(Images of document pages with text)
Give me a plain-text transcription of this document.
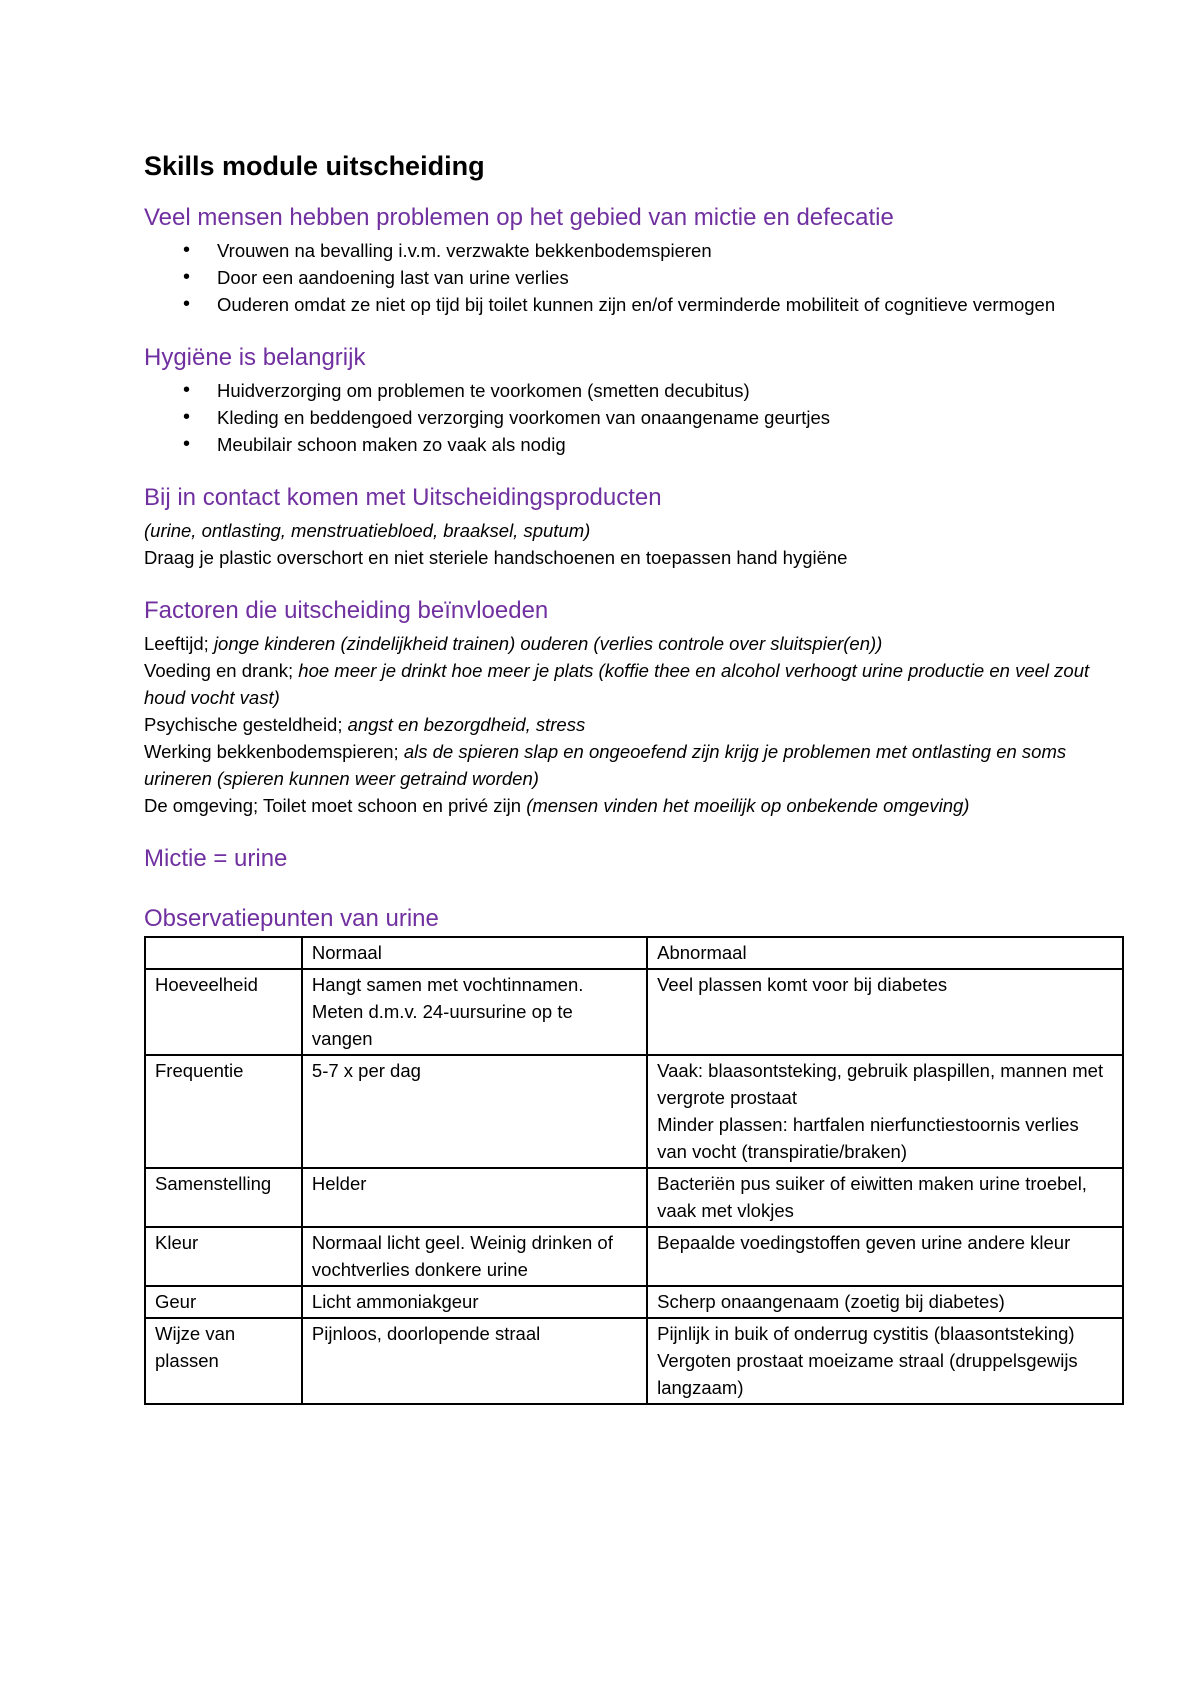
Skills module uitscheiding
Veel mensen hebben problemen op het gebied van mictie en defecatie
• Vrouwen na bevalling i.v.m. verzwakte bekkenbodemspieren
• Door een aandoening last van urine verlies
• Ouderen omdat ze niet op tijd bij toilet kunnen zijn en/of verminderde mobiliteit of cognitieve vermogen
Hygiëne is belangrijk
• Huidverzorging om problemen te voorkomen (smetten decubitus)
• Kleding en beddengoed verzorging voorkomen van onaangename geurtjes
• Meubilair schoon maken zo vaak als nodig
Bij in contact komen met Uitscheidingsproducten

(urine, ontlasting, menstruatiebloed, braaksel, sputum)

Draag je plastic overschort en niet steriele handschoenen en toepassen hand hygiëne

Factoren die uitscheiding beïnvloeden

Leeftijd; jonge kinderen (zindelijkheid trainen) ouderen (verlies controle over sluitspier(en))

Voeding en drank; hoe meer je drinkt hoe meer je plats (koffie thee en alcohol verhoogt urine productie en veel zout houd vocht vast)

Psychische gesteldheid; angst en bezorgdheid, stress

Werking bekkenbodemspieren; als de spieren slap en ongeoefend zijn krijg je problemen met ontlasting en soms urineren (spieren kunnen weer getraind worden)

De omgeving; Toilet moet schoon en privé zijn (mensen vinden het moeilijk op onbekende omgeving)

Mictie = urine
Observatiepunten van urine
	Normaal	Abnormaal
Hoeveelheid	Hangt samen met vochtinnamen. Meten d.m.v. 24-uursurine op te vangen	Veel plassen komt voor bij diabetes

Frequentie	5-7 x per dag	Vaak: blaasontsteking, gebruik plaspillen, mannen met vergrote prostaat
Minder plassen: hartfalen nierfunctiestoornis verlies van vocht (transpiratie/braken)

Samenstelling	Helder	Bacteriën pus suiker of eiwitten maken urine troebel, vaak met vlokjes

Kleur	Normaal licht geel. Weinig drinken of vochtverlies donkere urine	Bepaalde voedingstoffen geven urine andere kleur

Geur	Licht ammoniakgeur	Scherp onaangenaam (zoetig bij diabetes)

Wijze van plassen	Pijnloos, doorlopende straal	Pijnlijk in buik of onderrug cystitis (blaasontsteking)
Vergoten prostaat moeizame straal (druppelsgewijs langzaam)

▸ Goal of the exercise: All entries above, minus the pictures, should be repeated exactly.

▸ The answer:
Give me a plain-text transcription of this document.
Skills module uitscheiding
Veel mensen hebben problemen op het gebied van mictie en defecatie
• Vrouwen na bevalling i.v.m. verzwakte bekkenbodemspieren
• Door een aandoening last van urine verlies
• Ouderen omdat ze niet op tijd bij toilet kunnen zijn en/of verminderde mobiliteit of cognitieve vermogen
Hygiëne is belangrijk
• Huidverzorging om problemen te voorkomen (smetten decubitus)
• Kleding en beddengoed verzorging voorkomen van onaangename geurtjes
• Meubilair schoon maken zo vaak als nodig
Bij in contact komen met Uitscheidingsproducten

(urine, ontlasting, menstruatiebloed, braaksel, sputum)

Draag je plastic overschort en niet steriele handschoenen en toepassen hand hygiëne

Factoren die uitscheiding beïnvloeden

Leeftijd; jonge kinderen (zindelijkheid trainen) ouderen (verlies controle over sluitspier(en))

Voeding en drank; hoe meer je drinkt hoe meer je plats (koffie thee en alcohol verhoogt urine productie en veel zout houd vocht vast)

Psychische gesteldheid; angst en bezorgdheid, stress

Werking bekkenbodemspieren; als de spieren slap en ongeoefend zijn krijg je problemen met ontlasting en soms urineren (spieren kunnen weer getraind worden)

De omgeving; Toilet moet schoon en privé zijn (mensen vinden het moeilijk op onbekende omgeving)

Mictie = urine
Observatiepunten van urine
	Normaal	Abnormaal
Hoeveelheid	Hangt samen met vochtinnamen. Meten d.m.v. 24-uursurine op te vangen	Veel plassen komt voor bij diabetes

Frequentie	5-7 x per dag	Vaak: blaasontsteking, gebruik plaspillen, mannen met vergrote prostaat
Minder plassen: hartfalen nierfunctiestoornis verlies van vocht (transpiratie/braken)

Samenstelling	Helder	Bacteriën pus suiker of eiwitten maken urine troebel, vaak met vlokjes

Kleur	Normaal licht geel. Weinig drinken of vochtverlies donkere urine	Bepaalde voedingstoffen geven urine andere kleur

Geur	Licht ammoniakgeur	Scherp onaangenaam (zoetig bij diabetes)

Wijze van plassen	Pijnloos, doorlopende straal	Pijnlijk in buik of onderrug cystitis (blaasontsteking)
Vergoten prostaat moeizame straal (druppelsgewijs langzaam)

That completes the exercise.